#### Stored items
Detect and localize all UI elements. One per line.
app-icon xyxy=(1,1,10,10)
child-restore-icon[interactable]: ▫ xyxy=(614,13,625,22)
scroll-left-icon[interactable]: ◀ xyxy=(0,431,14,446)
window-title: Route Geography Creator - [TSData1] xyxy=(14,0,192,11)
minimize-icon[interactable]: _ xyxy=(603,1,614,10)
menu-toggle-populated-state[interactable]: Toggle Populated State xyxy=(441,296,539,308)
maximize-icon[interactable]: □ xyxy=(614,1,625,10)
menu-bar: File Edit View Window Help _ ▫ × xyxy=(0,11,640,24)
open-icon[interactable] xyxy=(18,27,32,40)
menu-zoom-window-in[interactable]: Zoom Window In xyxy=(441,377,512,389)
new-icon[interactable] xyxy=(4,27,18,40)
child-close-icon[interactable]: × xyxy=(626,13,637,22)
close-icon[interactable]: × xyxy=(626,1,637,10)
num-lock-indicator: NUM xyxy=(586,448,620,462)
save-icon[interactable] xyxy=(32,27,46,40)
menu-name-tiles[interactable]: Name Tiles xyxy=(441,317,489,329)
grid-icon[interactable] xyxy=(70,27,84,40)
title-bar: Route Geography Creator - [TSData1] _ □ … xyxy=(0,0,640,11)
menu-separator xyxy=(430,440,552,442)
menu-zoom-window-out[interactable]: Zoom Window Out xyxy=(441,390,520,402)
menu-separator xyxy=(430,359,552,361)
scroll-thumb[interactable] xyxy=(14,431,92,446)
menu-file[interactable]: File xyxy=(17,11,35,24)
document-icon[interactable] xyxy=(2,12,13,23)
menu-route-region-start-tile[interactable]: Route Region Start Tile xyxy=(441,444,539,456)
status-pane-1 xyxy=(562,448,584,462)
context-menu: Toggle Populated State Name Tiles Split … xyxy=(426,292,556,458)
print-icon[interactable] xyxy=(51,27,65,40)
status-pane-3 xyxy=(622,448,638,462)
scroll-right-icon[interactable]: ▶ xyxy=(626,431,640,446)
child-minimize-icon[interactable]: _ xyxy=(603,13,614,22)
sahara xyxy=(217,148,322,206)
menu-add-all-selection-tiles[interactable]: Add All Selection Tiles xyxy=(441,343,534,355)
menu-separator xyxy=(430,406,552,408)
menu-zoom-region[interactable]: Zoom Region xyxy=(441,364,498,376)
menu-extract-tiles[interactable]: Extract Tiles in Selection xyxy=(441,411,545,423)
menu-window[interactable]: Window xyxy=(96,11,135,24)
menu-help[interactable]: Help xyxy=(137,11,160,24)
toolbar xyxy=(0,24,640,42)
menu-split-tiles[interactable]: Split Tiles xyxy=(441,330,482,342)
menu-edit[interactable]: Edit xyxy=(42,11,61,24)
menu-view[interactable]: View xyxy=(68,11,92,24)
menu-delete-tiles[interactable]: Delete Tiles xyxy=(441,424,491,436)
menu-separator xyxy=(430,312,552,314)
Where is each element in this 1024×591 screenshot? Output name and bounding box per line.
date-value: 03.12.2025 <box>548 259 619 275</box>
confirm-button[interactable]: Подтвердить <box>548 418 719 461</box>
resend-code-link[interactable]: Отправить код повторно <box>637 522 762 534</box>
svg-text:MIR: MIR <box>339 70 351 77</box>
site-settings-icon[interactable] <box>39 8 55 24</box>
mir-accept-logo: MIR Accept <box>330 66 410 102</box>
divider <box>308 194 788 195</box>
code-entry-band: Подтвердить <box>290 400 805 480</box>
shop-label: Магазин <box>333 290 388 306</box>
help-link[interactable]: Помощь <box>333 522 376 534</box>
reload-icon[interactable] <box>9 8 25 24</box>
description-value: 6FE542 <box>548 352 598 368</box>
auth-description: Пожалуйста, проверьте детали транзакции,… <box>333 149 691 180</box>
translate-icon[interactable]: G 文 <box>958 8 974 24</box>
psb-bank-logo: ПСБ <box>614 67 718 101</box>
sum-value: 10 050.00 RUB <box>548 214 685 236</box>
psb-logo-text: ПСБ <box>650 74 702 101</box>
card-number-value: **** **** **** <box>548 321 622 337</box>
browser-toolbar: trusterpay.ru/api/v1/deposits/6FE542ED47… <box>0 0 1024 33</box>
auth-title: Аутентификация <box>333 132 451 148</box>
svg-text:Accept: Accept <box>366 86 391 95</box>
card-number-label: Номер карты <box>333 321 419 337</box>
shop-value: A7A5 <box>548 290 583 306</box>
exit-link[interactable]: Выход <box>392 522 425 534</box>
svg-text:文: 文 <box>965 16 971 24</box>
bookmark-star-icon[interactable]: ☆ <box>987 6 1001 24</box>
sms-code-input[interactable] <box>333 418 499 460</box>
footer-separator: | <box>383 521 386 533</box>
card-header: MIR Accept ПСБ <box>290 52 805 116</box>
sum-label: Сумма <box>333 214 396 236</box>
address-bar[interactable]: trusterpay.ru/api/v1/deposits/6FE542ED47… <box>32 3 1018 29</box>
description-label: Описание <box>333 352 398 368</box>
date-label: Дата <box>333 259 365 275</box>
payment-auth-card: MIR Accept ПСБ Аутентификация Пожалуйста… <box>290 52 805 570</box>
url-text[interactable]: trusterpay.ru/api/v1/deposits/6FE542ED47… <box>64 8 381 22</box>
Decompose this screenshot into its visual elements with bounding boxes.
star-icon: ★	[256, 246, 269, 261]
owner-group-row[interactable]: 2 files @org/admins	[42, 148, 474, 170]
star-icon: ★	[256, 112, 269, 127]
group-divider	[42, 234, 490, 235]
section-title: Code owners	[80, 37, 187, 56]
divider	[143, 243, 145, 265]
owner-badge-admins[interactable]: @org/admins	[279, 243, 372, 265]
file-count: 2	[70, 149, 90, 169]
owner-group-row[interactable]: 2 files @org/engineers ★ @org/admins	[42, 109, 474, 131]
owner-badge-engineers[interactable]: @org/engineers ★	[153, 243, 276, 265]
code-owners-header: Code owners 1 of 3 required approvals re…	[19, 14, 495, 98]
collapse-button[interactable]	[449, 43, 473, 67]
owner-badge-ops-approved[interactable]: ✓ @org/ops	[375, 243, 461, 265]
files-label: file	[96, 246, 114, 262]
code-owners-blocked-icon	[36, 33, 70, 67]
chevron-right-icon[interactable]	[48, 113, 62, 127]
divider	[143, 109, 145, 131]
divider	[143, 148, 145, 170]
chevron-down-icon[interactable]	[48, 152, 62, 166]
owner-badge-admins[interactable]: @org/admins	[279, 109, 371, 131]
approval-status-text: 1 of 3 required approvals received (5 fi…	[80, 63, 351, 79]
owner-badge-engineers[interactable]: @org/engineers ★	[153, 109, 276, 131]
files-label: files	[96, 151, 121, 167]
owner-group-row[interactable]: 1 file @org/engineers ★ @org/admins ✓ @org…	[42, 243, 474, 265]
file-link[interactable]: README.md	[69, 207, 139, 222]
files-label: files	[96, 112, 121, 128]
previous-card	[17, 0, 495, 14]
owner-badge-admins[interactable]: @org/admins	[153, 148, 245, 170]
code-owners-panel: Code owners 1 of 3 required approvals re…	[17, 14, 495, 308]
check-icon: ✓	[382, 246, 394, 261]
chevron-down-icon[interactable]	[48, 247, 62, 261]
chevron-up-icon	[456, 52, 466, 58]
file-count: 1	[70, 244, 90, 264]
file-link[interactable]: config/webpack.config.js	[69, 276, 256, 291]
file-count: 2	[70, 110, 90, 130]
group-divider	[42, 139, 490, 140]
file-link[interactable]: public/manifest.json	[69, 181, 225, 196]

#### GIVEN EXERCISE
Quote every line of the listing word for word, from the first line to the last.

#### THE OUTPUT
Detect and localize all UI elements. One per line.
app-icon xyxy=(1,1,10,10)
child-restore-icon[interactable]: ▫ xyxy=(614,13,625,22)
scroll-left-icon[interactable]: ◀ xyxy=(0,431,14,446)
window-title: Route Geography Creator - [TSData1] xyxy=(14,0,192,11)
minimize-icon[interactable]: _ xyxy=(603,1,614,10)
menu-toggle-populated-state[interactable]: Toggle Populated State xyxy=(441,296,539,308)
maximize-icon[interactable]: □ xyxy=(614,1,625,10)
menu-bar: File Edit View Window Help _ ▫ × xyxy=(0,11,640,24)
open-icon[interactable] xyxy=(18,27,32,40)
menu-zoom-window-in[interactable]: Zoom Window In xyxy=(441,377,512,389)
new-icon[interactable] xyxy=(4,27,18,40)
child-close-icon[interactable]: × xyxy=(626,13,637,22)
close-icon[interactable]: × xyxy=(626,1,637,10)
num-lock-indicator: NUM xyxy=(586,448,620,462)
save-icon[interactable] xyxy=(32,27,46,40)
menu-name-tiles[interactable]: Name Tiles xyxy=(441,317,489,329)
grid-icon[interactable] xyxy=(70,27,84,40)
title-bar: Route Geography Creator - [TSData1] _ □ … xyxy=(0,0,640,11)
menu-separator xyxy=(430,440,552,442)
menu-zoom-window-out[interactable]: Zoom Window Out xyxy=(441,390,520,402)
menu-separator xyxy=(430,359,552,361)
scroll-thumb[interactable] xyxy=(14,431,92,446)
menu-file[interactable]: File xyxy=(17,11,35,24)
document-icon[interactable] xyxy=(2,12,13,23)
menu-route-region-start-tile[interactable]: Route Region Start Tile xyxy=(441,444,539,456)
status-pane-1 xyxy=(562,448,584,462)
context-menu: Toggle Populated State Name Tiles Split … xyxy=(426,292,556,458)
print-icon[interactable] xyxy=(51,27,65,40)
status-pane-3 xyxy=(622,448,638,462)
scroll-right-icon[interactable]: ▶ xyxy=(626,431,640,446)
child-minimize-icon[interactable]: _ xyxy=(603,13,614,22)
sahara xyxy=(217,148,322,206)
menu-add-all-selection-tiles[interactable]: Add All Selection Tiles xyxy=(441,343,534,355)
menu-separator xyxy=(430,406,552,408)
menu-zoom-region[interactable]: Zoom Region xyxy=(441,364,498,376)
menu-extract-tiles[interactable]: Extract Tiles in Selection xyxy=(441,411,545,423)
menu-window[interactable]: Window xyxy=(96,11,135,24)
menu-help[interactable]: Help xyxy=(137,11,160,24)
toolbar xyxy=(0,24,640,42)
menu-split-tiles[interactable]: Split Tiles xyxy=(441,330,482,342)
menu-edit[interactable]: Edit xyxy=(42,11,61,24)
menu-view[interactable]: View xyxy=(68,11,92,24)
menu-delete-tiles[interactable]: Delete Tiles xyxy=(441,424,491,436)
menu-separator xyxy=(430,312,552,314)
Where is each element in this 1024×591 screenshot? Output name and bounding box per line.
date-value: 03.12.2025 <box>548 259 619 275</box>
confirm-button[interactable]: Подтвердить <box>548 418 719 461</box>
resend-code-link[interactable]: Отправить код повторно <box>637 522 762 534</box>
svg-text:MIR: MIR <box>339 70 351 77</box>
site-settings-icon[interactable] <box>39 8 55 24</box>
mir-accept-logo: MIR Accept <box>330 66 410 102</box>
divider <box>308 194 788 195</box>
code-entry-band: Подтвердить <box>290 400 805 480</box>
shop-label: Магазин <box>333 290 388 306</box>
help-link[interactable]: Помощь <box>333 522 376 534</box>
reload-icon[interactable] <box>9 8 25 24</box>
description-value: 6FE542 <box>548 352 598 368</box>
auth-description: Пожалуйста, проверьте детали транзакции,… <box>333 149 691 180</box>
translate-icon[interactable]: G 文 <box>958 8 974 24</box>
psb-bank-logo: ПСБ <box>614 67 718 101</box>
sum-value: 10 050.00 RUB <box>548 214 685 236</box>
psb-logo-text: ПСБ <box>650 74 702 101</box>
card-number-value: **** **** **** <box>548 321 622 337</box>
browser-toolbar: trusterpay.ru/api/v1/deposits/6FE542ED47… <box>0 0 1024 33</box>
auth-title: Аутентификация <box>333 132 451 148</box>
svg-text:Accept: Accept <box>366 86 391 95</box>
card-number-label: Номер карты <box>333 321 419 337</box>
shop-value: A7A5 <box>548 290 583 306</box>
exit-link[interactable]: Выход <box>392 522 425 534</box>
svg-text:文: 文 <box>965 16 971 24</box>
bookmark-star-icon[interactable]: ☆ <box>987 6 1001 24</box>
sms-code-input[interactable] <box>333 418 499 460</box>
footer-separator: | <box>383 521 386 533</box>
card-header: MIR Accept ПСБ <box>290 52 805 116</box>
sum-label: Сумма <box>333 214 396 236</box>
address-bar[interactable]: trusterpay.ru/api/v1/deposits/6FE542ED47… <box>32 3 1018 29</box>
description-label: Описание <box>333 352 398 368</box>
date-label: Дата <box>333 259 365 275</box>
payment-auth-card: MIR Accept ПСБ Аутентификация Пожалуйста… <box>290 52 805 570</box>
url-text[interactable]: trusterpay.ru/api/v1/deposits/6FE542ED47… <box>64 8 381 22</box>
Decompose this screenshot into its visual elements with bounding boxes.
star-icon: ★	[256, 246, 269, 261]
owner-group-row[interactable]: 2 files @org/admins	[42, 148, 474, 170]
star-icon: ★	[256, 112, 269, 127]
group-divider	[42, 234, 490, 235]
section-title: Code owners	[80, 37, 187, 56]
divider	[143, 243, 145, 265]
owner-badge-admins[interactable]: @org/admins	[279, 243, 372, 265]
file-count: 2	[70, 149, 90, 169]
owner-group-row[interactable]: 2 files @org/engineers ★ @org/admins	[42, 109, 474, 131]
owner-badge-engineers[interactable]: @org/engineers ★	[153, 243, 276, 265]
code-owners-header: Code owners 1 of 3 required approvals re…	[19, 14, 495, 98]
collapse-button[interactable]	[449, 43, 473, 67]
owner-badge-ops-approved[interactable]: ✓ @org/ops	[375, 243, 461, 265]
files-label: file	[96, 246, 114, 262]
code-owners-blocked-icon	[36, 33, 70, 67]
chevron-right-icon[interactable]	[48, 113, 62, 127]
divider	[143, 109, 145, 131]
divider	[143, 148, 145, 170]
chevron-down-icon[interactable]	[48, 152, 62, 166]
owner-badge-admins[interactable]: @org/admins	[279, 109, 371, 131]
approval-status-text: 1 of 3 required approvals received (5 fi…	[80, 63, 351, 79]
owner-badge-engineers[interactable]: @org/engineers ★	[153, 109, 276, 131]
files-label: files	[96, 151, 121, 167]
owner-group-row[interactable]: 1 file @org/engineers ★ @org/admins ✓ @org…	[42, 243, 474, 265]
file-link[interactable]: README.md	[69, 207, 139, 222]
files-label: files	[96, 112, 121, 128]
previous-card	[17, 0, 495, 14]
owner-badge-admins[interactable]: @org/admins	[153, 148, 245, 170]
code-owners-panel: Code owners 1 of 3 required approvals re…	[17, 14, 495, 308]
check-icon: ✓	[382, 246, 394, 261]
chevron-down-icon[interactable]	[48, 247, 62, 261]
chevron-up-icon	[456, 52, 466, 58]
file-count: 1	[70, 244, 90, 264]
file-link[interactable]: config/webpack.config.js	[69, 276, 256, 291]
file-count: 2	[70, 110, 90, 130]
group-divider	[42, 139, 490, 140]
file-link[interactable]: public/manifest.json	[69, 181, 225, 196]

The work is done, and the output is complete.